* TO DO
Below is a listing. Gather each line of it that contains "мислење".

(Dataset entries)

start

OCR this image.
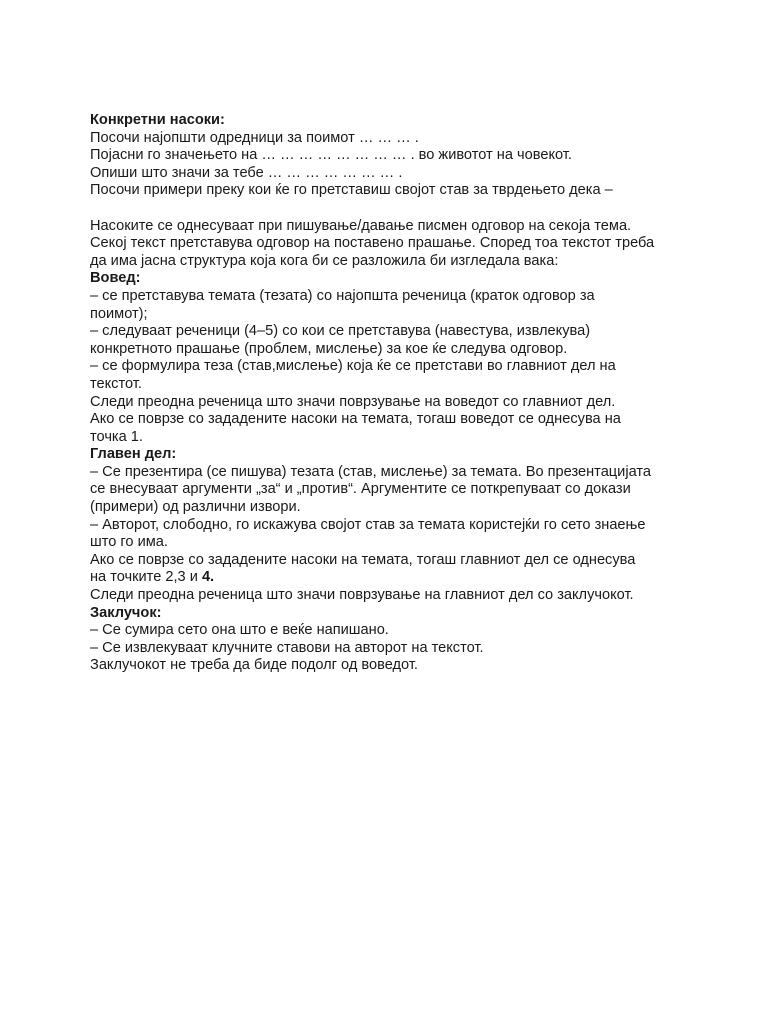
Конкретни насоки:

Посочи најопшти одредници за поимот … … … .

Појасни го значењето на … … … … … … … … . во животот на човекот.

Опиши што значи за тебе … … … … … … … .

Посочи примери преку кои ќе го претставиш својот став за тврдењето дека –

Насоките се однесуваат при пишување/давање писмен одговор на секоја тема.

Секој текст претставува одговор на поставено прашање. Според тоа текстот треба

да има јасна структура која кога би се разложила би изгледала вака:

Вовед:

– се претставува темата (тезата) со најопшта реченица (краток одговор за

поимот);

– следуваат реченици (4–5) со кои се претставува (навестува, извлекува)

конкретното прашање (проблем, мислење) за кое ќе следува одговор.

– се формулира теза (став,мислење) која ќе се претстави во главниот дел на

текстот.

Следи преодна реченица што значи поврзување на воведот со главниот дел.

Ако се поврзе со зададените насоки на темата, тогаш воведот се однесува на

точка 1.

Главен дел:

– Се презентира (се пишува) тезата (став, мислење) за темата. Во презентацијата

се внесуваат аргументи „за“ и „против“. Аргументите се поткрепуваат со докази

(примери) од различни извори.

– Авторот, слободно, го искажува својот став за темата користејќи го сето знаење

што го има.

Ако се поврзе со зададените насоки на темата, тогаш главниот дел се однесува

на точките 2,3 и 4.

Следи преодна реченица што значи поврзување на главниот дел со заклучокот.

Заклучок:

– Се сумира сето она што е веќе напишано.

– Се извлекуваат клучните ставови на авторот на текстот.

Заклучокот не треба да биде подолг од воведот.
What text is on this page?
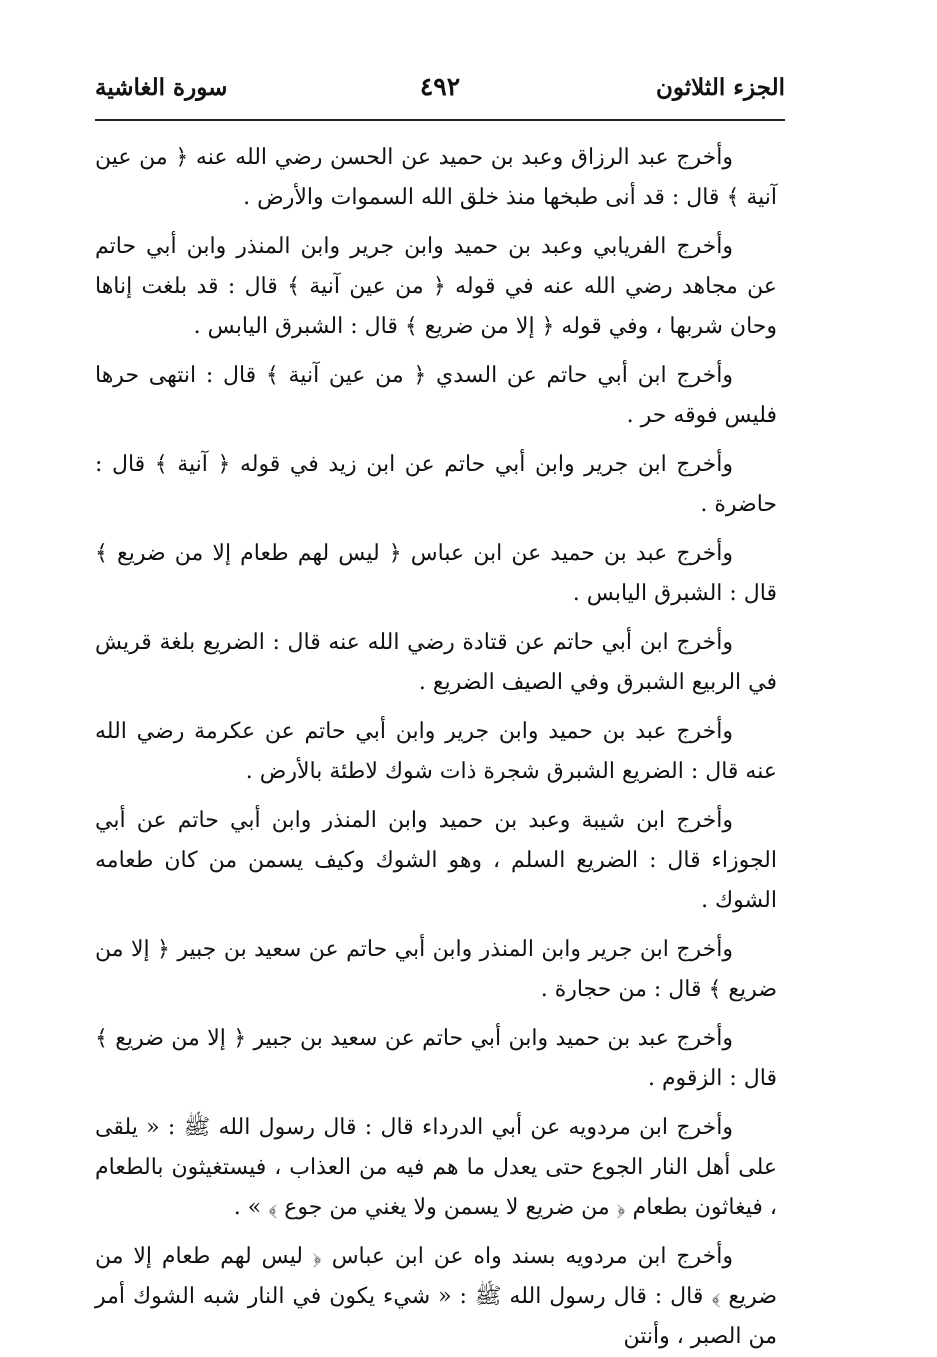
الجزء الثلاثون
٤٩٢
سورة الغاشية

وأخرج عبد الرزاق وعبد بن حميد عن الحسن رضي الله عنه ﴿ من عين آنية ﴾ قال : قد أنى طبخها منذ خلق الله السموات والأرض .

وأخرج الفريابي وعبد بن حميد وابن جرير وابن المنذر وابن أبي حاتم عن مجاهد رضي الله عنه في قوله ﴿ من عين آنية ﴾ قال : قد بلغت إناها وحان شربها ، وفي قوله ﴿ إلا من ضريع ﴾ قال : الشبرق اليابس .

وأخرج ابن أبي حاتم عن السدي ﴿ من عين آنية ﴾ قال : انتهى حرها فليس فوقه حر .

وأخرج ابن جرير وابن أبي حاتم عن ابن زيد في قوله ﴿ آنية ﴾ قال : حاضرة .

وأخرج عبد بن حميد عن ابن عباس ﴿ ليس لهم طعام إلا من ضريع ﴾ قال : الشبرق اليابس .

وأخرج ابن أبي حاتم عن قتادة رضي الله عنه قال : الضريع بلغة قريش في الربيع الشبرق وفي الصيف الضريع .

وأخرج عبد بن حميد وابن جرير وابن أبي حاتم عن عكرمة رضي الله عنه قال : الضريع الشبرق شجرة ذات شوك لاطئة بالأرض .

وأخرج ابن شيبة وعبد بن حميد وابن المنذر وابن أبي حاتم عن أبي الجوزاء قال : الضريع السلم ، وهو الشوك وكيف يسمن من كان طعامه الشوك .

وأخرج ابن جرير وابن المنذر وابن أبي حاتم عن سعيد بن جبير ﴿ إلا من ضريع ﴾ قال : من حجارة .

وأخرج عبد بن حميد وابن أبي حاتم عن سعيد بن جبير ﴿ إلا من ضريع ﴾ قال : الزقوم .

وأخرج ابن مردويه عن أبي الدرداء قال : قال رسول الله ﷺ : « يلقى على أهل النار الجوع حتى يعدل ما هم فيه من العذاب ، فيستغيثون بالطعام ، فيغاثون بطعام ﴿ من ضريع لا يسمن ولا يغني من جوع ﴾ » .

وأخرج ابن مردويه بسند واه عن ابن عباس ﴿ ليس لهم طعام إلا من ضريع ﴾ قال : قال رسول الله ﷺ : « شيء يكون في النار شبه الشوك أمر من الصبر ، وأنتن
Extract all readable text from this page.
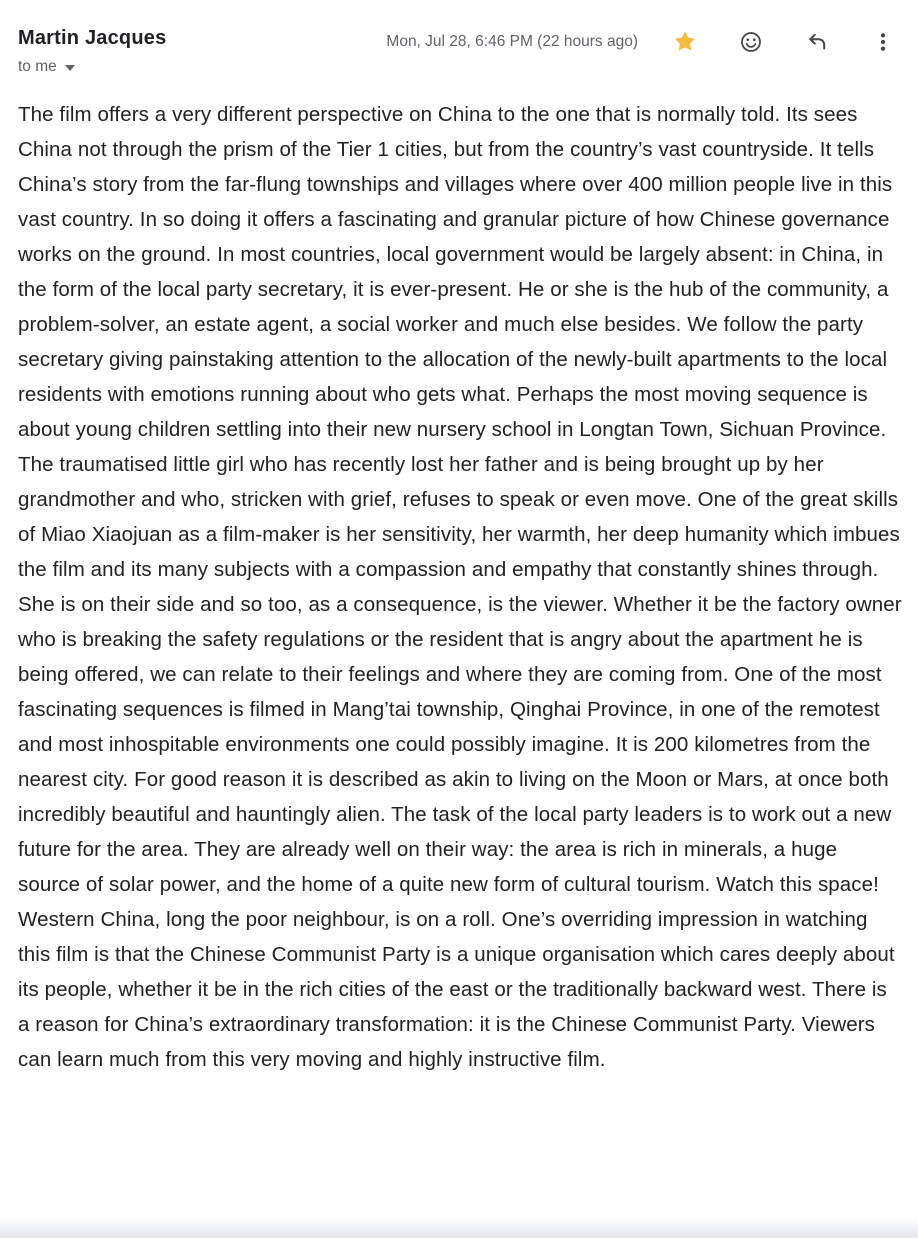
Martin Jacques
to me
Mon, Jul 28, 6:46 PM (22 hours ago)
The film offers a very different perspective on China to the one that is normally told. Its sees China not through the prism of the Tier 1 cities, but from the country’s vast countryside. It tells China’s story from the far-flung townships and villages where over 400 million people live in this vast country. In so doing it offers a fascinating and granular picture of how Chinese governance works on the ground. In most countries, local government would be largely absent: in China, in the form of the local party secretary, it is ever-present. He or she is the hub of the community, a problem-solver, an estate agent, a social worker and much else besides. We follow the party secretary giving painstaking attention to the allocation of the newly-built apartments to the local residents with emotions running about who gets what. Perhaps the most moving sequence is about young children settling into their new nursery school in Longtan Town, Sichuan Province. The traumatised little girl who has recently lost her father and is being brought up by her grandmother and who, stricken with grief, refuses to speak or even move. One of the great skills of Miao Xiaojuan as a film-maker is her sensitivity, her warmth, her deep humanity which imbues the film and its many subjects with a compassion and empathy that constantly shines through. She is on their side and so too, as a consequence, is the viewer. Whether it be the factory owner who is breaking the safety regulations or the resident that is angry about the apartment he is being offered, we can relate to their feelings and where they are coming from. One of the most fascinating sequences is filmed in Mang’tai township, Qinghai Province, in one of the remotest and most inhospitable environments one could possibly imagine. It is 200 kilometres from the nearest city. For good reason it is described as akin to living on the Moon or Mars, at once both incredibly beautiful and hauntingly alien. The task of the local party leaders is to work out a new future for the area. They are already well on their way: the area is rich in minerals, a huge source of solar power, and the home of a quite new form of cultural tourism. Watch this space! Western China, long the poor neighbour, is on a roll. One’s overriding impression in watching this film is that the Chinese Communist Party is a unique organisation which cares deeply about its people, whether it be in the rich cities of the east or the traditionally backward west. There is a reason for China’s extraordinary transformation: it is the Chinese Communist Party. Viewers can learn much from this very moving and highly instructive film.
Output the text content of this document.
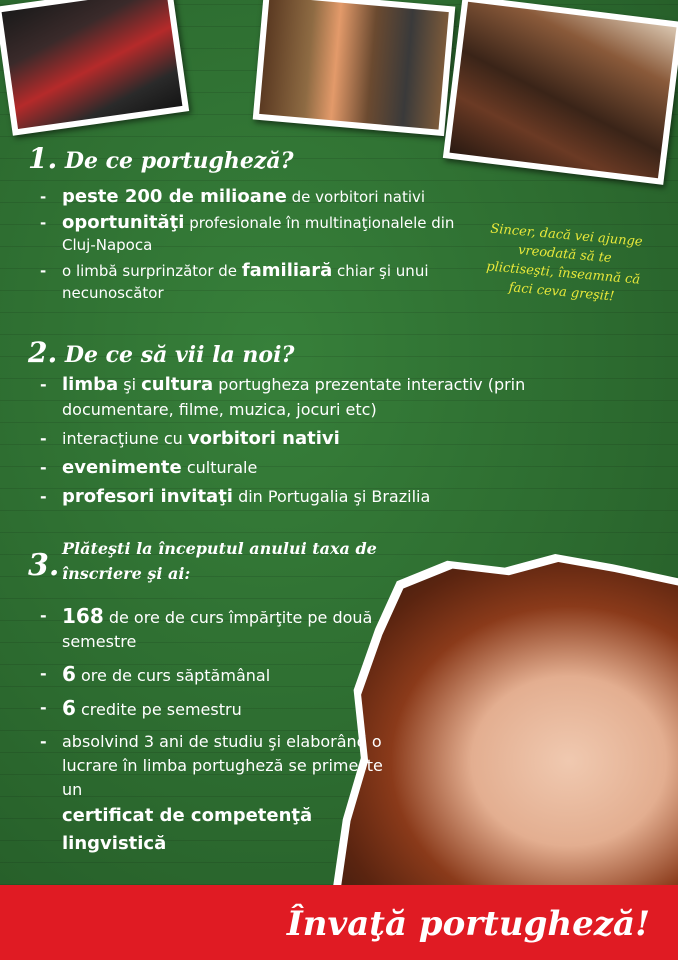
1. De ce portugheză?
- peste 200 de milioane de vorbitori nativi
- oportunităţi profesionale în multinaţionalele din Cluj-Napoca
- o limbă surprinzător de familiară chiar şi unui necunoscător
Sincer, dacă vei ajunge vreodată să te plictiseşti, înseamnă că faci ceva greşit!
2. De ce să vii la noi?
- limba şi cultura portugheza prezentate interactiv (prin documentare, filme, muzica, jocuri etc)
- interacţiune cu vorbitori nativi
- evenimente culturale
- profesori invitaţi din Portugalia şi Brazilia
3. Plăteşti la începutul anului taxa de înscriere şi ai:
- 168 de ore de curs împărţite pe două semestre
- 6 ore de curs săptămânal
- 6 credite pe semestru
- absolvind 3 ani de studiu şi elaborând o lucrare în limba portugheză se primeşte un
certificat de competenţă lingvistică
Învaţă portugheză!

end

* THE REPLY
конкретното прашање (проблем, мислење) за кое ќе следува одговор.
– се формулира теза (став,мислење) која ќе се претстави во главниот дел на
– Се презентира (се пишува) тезата (став, мислење) за темата. Во презентацијата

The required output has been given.